#### Task description
Every record below should be printed exactly as given.
--- Material for this task ---
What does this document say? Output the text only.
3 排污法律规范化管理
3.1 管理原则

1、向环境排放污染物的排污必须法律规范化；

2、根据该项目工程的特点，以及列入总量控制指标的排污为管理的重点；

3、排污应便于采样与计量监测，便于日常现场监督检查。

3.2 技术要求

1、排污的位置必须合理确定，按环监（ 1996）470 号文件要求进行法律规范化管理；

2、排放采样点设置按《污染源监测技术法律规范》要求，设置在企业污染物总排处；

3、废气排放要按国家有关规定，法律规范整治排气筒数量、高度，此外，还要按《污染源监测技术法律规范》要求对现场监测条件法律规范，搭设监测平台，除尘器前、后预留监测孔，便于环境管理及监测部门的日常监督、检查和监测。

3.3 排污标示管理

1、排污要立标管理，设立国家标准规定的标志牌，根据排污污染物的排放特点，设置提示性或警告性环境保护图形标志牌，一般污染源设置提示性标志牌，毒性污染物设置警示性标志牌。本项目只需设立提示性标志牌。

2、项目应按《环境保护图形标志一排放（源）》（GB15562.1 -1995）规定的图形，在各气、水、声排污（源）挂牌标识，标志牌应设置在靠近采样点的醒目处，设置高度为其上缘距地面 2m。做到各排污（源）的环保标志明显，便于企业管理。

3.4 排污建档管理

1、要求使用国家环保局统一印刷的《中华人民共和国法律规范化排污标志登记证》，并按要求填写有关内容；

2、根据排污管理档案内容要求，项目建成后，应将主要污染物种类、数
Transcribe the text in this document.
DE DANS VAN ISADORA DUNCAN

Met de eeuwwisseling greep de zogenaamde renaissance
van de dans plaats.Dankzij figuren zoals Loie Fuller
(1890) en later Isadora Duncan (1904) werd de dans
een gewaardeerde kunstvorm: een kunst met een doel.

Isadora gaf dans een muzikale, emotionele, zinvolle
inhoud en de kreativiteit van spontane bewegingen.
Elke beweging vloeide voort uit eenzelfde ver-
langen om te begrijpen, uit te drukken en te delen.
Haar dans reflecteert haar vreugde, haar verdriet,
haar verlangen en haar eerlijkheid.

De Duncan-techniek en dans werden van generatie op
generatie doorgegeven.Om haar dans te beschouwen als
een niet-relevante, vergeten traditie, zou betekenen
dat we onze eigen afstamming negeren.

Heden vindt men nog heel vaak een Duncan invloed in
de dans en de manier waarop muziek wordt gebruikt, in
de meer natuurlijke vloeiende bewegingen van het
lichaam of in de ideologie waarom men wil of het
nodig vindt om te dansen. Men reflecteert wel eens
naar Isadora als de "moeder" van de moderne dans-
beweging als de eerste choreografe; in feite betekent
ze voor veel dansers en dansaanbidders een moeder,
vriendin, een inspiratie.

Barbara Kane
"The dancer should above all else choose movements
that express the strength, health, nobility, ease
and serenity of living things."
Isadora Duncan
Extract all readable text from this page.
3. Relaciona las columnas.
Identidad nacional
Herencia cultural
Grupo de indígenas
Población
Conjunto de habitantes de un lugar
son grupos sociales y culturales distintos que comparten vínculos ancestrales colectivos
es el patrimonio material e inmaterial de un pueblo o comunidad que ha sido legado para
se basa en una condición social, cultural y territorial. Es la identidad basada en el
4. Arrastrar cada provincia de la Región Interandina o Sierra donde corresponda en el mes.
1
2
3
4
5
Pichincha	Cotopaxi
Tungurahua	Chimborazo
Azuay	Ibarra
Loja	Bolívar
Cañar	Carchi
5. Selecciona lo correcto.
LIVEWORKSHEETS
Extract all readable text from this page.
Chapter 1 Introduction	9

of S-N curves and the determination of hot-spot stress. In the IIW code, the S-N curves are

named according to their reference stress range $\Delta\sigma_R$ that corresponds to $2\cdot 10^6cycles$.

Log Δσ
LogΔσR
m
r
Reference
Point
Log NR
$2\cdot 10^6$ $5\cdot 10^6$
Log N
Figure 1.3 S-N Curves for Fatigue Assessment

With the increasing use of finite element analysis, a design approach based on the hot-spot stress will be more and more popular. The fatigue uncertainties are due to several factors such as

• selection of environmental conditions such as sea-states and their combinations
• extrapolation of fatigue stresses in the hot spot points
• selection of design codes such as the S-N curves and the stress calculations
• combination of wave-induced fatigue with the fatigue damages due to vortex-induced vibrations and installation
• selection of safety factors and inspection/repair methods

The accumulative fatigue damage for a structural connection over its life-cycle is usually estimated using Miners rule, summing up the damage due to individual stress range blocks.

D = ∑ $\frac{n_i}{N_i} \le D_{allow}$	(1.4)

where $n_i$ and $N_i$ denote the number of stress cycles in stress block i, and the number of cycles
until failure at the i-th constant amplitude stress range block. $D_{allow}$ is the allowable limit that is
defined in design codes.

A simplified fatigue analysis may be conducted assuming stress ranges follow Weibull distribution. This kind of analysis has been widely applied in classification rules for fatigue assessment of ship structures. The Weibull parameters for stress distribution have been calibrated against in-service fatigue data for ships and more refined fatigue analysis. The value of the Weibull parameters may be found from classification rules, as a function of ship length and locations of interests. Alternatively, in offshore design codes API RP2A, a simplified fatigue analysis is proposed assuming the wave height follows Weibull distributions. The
---
#### Output
What does this document say? Output the text only.
3 排污法律规范化管理
3.1 管理原则

1、向环境排放污染物的排污必须法律规范化；

2、根据该项目工程的特点，以及列入总量控制指标的排污为管理的重点；

3、排污应便于采样与计量监测，便于日常现场监督检查。

3.2 技术要求

1、排污的位置必须合理确定，按环监（ 1996）470 号文件要求进行法律规范化管理；

2、排放采样点设置按《污染源监测技术法律规范》要求，设置在企业污染物总排处；

3、废气排放要按国家有关规定，法律规范整治排气筒数量、高度，此外，还要按《污染源监测技术法律规范》要求对现场监测条件法律规范，搭设监测平台，除尘器前、后预留监测孔，便于环境管理及监测部门的日常监督、检查和监测。

3.3 排污标示管理

1、排污要立标管理，设立国家标准规定的标志牌，根据排污污染物的排放特点，设置提示性或警告性环境保护图形标志牌，一般污染源设置提示性标志牌，毒性污染物设置警示性标志牌。本项目只需设立提示性标志牌。

2、项目应按《环境保护图形标志一排放（源）》（GB15562.1 -1995）规定的图形，在各气、水、声排污（源）挂牌标识，标志牌应设置在靠近采样点的醒目处，设置高度为其上缘距地面 2m。做到各排污（源）的环保标志明显，便于企业管理。

3.4 排污建档管理

1、要求使用国家环保局统一印刷的《中华人民共和国法律规范化排污标志登记证》，并按要求填写有关内容；

2、根据排污管理档案内容要求，项目建成后，应将主要污染物种类、数
Transcribe the text in this document.
DE DANS VAN ISADORA DUNCAN

Met de eeuwwisseling greep de zogenaamde renaissance
van de dans plaats.Dankzij figuren zoals Loie Fuller
(1890) en later Isadora Duncan (1904) werd de dans
een gewaardeerde kunstvorm: een kunst met een doel.

Isadora gaf dans een muzikale, emotionele, zinvolle
inhoud en de kreativiteit van spontane bewegingen.
Elke beweging vloeide voort uit eenzelfde ver-
langen om te begrijpen, uit te drukken en te delen.
Haar dans reflecteert haar vreugde, haar verdriet,
haar verlangen en haar eerlijkheid.

De Duncan-techniek en dans werden van generatie op
generatie doorgegeven.Om haar dans te beschouwen als
een niet-relevante, vergeten traditie, zou betekenen
dat we onze eigen afstamming negeren.

Heden vindt men nog heel vaak een Duncan invloed in
de dans en de manier waarop muziek wordt gebruikt, in
de meer natuurlijke vloeiende bewegingen van het
lichaam of in de ideologie waarom men wil of het
nodig vindt om te dansen. Men reflecteert wel eens
naar Isadora als de "moeder" van de moderne dans-
beweging als de eerste choreografe; in feite betekent
ze voor veel dansers en dansaanbidders een moeder,
vriendin, een inspiratie.

Barbara Kane
"The dancer should above all else choose movements
that express the strength, health, nobility, ease
and serenity of living things."
Isadora Duncan
Extract all readable text from this page.
3. Relaciona las columnas.
Identidad nacional
Herencia cultural
Grupo de indígenas
Población
Conjunto de habitantes de un lugar
son grupos sociales y culturales distintos que comparten vínculos ancestrales colectivos
es el patrimonio material e inmaterial de un pueblo o comunidad que ha sido legado para
se basa en una condición social, cultural y territorial. Es la identidad basada en el
4. Arrastrar cada provincia de la Región Interandina o Sierra donde corresponda en el mes.
1
2
3
4
5
Pichincha	Cotopaxi
Tungurahua	Chimborazo
Azuay	Ibarra
Loja	Bolívar
Cañar	Carchi
5. Selecciona lo correcto.
LIVEWORKSHEETS
Extract all readable text from this page.
Chapter 1 Introduction	9

of S-N curves and the determination of hot-spot stress. In the IIW code, the S-N curves are

named according to their reference stress range $\Delta\sigma_R$ that corresponds to $2\cdot 10^6cycles$.

Log Δσ
LogΔσR
m
r
Reference
Point
Log NR
$2\cdot 10^6$ $5\cdot 10^6$
Log N
Figure 1.3 S-N Curves for Fatigue Assessment

With the increasing use of finite element analysis, a design approach based on the hot-spot stress will be more and more popular. The fatigue uncertainties are due to several factors such as

• selection of environmental conditions such as sea-states and their combinations
• extrapolation of fatigue stresses in the hot spot points
• selection of design codes such as the S-N curves and the stress calculations
• combination of wave-induced fatigue with the fatigue damages due to vortex-induced vibrations and installation
• selection of safety factors and inspection/repair methods

The accumulative fatigue damage for a structural connection over its life-cycle is usually estimated using Miners rule, summing up the damage due to individual stress range blocks.

D = ∑ $\frac{n_i}{N_i} \le D_{allow}$	(1.4)

where $n_i$ and $N_i$ denote the number of stress cycles in stress block i, and the number of cycles
until failure at the i-th constant amplitude stress range block. $D_{allow}$ is the allowable limit that is
defined in design codes.

A simplified fatigue analysis may be conducted assuming stress ranges follow Weibull distribution. This kind of analysis has been widely applied in classification rules for fatigue assessment of ship structures. The Weibull parameters for stress distribution have been calibrated against in-service fatigue data for ships and more refined fatigue analysis. The value of the Weibull parameters may be found from classification rules, as a function of ship length and locations of interests. Alternatively, in offshore design codes API RP2A, a simplified fatigue analysis is proposed assuming the wave height follows Weibull distributions. The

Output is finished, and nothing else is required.